>> START
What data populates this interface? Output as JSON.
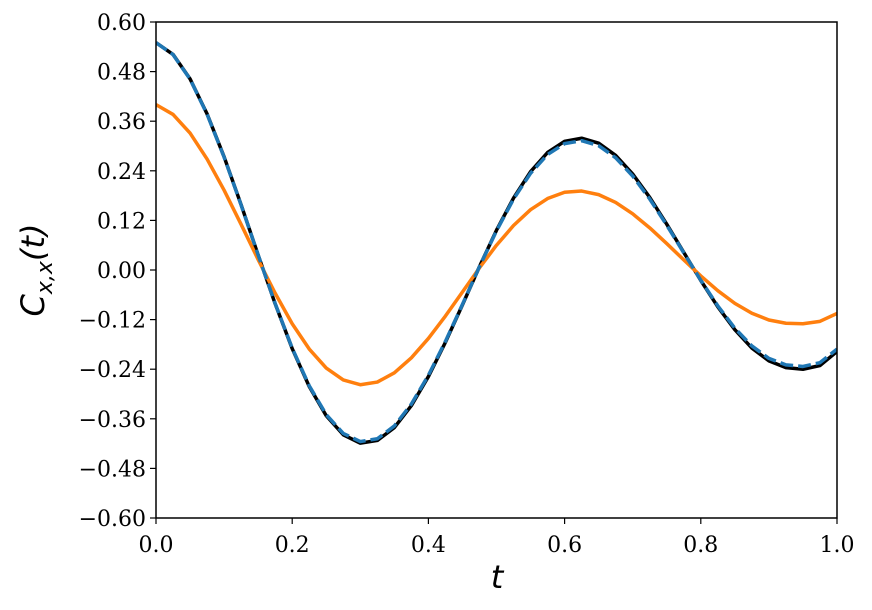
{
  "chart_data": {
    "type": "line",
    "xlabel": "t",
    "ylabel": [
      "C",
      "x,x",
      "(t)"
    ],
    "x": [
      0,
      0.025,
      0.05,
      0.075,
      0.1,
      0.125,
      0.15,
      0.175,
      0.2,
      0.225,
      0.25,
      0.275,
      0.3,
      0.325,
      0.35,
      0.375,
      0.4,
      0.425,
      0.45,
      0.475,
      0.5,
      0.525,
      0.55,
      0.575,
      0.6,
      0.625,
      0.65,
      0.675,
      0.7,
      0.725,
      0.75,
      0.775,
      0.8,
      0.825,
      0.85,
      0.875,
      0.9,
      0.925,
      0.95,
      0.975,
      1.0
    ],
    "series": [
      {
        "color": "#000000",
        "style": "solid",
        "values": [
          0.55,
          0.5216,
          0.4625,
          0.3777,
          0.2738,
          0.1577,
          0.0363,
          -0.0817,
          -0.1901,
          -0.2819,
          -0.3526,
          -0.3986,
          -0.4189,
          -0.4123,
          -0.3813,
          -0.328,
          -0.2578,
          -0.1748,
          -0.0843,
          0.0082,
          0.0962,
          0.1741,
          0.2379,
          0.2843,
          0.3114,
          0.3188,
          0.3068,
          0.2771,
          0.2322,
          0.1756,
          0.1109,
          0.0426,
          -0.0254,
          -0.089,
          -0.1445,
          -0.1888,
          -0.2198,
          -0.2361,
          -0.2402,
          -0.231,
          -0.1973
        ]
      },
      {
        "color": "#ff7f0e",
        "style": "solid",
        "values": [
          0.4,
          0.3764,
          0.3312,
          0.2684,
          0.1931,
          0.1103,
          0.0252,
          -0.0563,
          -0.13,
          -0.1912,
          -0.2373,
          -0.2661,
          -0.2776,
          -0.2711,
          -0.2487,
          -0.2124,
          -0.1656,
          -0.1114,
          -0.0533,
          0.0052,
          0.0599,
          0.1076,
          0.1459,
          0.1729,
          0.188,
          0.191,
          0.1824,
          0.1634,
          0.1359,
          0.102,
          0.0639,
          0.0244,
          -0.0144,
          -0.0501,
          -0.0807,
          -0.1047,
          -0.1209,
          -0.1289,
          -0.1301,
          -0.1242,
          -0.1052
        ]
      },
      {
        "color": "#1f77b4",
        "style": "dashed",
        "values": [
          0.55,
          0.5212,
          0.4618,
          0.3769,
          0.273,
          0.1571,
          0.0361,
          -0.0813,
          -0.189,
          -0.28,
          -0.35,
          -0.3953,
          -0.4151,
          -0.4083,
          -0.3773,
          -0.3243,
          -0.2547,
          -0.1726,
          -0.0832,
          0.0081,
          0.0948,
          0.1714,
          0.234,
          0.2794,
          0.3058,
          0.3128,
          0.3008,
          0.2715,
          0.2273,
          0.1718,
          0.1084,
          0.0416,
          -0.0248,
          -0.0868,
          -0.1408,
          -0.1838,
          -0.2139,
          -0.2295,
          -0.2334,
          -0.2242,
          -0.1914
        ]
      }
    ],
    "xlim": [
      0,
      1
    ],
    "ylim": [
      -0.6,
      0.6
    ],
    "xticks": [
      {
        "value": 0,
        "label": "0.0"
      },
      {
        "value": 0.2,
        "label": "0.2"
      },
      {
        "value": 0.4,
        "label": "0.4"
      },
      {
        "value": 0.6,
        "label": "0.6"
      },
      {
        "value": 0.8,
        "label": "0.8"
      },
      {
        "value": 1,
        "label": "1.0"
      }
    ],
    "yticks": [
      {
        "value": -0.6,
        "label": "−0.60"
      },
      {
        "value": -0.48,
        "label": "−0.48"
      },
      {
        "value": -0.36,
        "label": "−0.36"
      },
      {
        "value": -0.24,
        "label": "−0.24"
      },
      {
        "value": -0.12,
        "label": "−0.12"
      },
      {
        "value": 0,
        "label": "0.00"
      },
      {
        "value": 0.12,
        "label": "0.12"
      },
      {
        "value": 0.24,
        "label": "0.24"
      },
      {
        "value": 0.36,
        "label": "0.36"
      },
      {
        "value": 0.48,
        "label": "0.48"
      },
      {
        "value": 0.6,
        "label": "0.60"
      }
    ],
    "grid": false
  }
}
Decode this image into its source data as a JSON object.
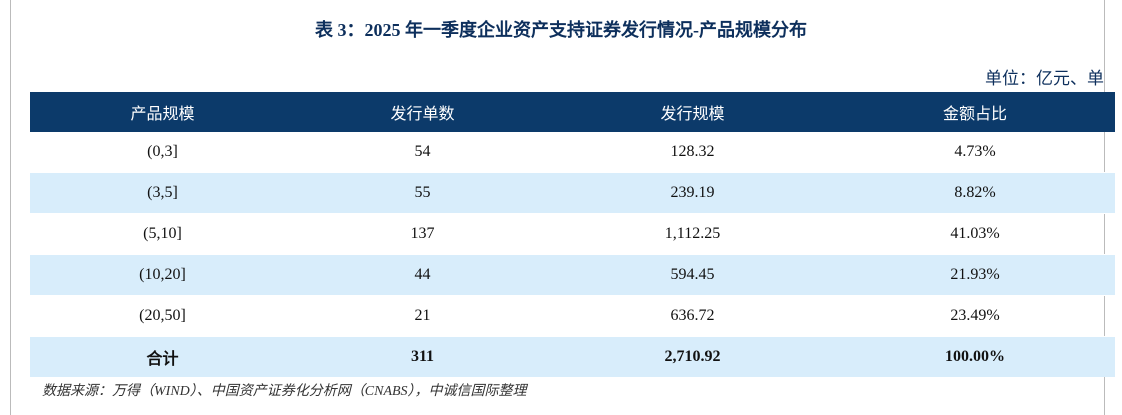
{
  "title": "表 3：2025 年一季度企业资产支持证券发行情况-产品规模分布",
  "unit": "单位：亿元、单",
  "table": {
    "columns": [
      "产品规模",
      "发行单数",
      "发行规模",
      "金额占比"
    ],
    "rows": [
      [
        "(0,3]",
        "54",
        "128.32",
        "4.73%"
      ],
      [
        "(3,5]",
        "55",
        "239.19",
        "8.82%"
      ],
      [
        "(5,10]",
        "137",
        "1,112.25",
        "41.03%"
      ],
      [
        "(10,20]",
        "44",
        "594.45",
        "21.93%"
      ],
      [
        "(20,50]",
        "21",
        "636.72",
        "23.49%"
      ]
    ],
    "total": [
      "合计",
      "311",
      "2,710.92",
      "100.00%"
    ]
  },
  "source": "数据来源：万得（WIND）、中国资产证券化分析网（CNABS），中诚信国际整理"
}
>> END
• Given exercise
Find and copy each line above that includes the string "JSON".

• Full output
What data populates this interface? Output as JSON.
Decode this image into its source data as a JSON object.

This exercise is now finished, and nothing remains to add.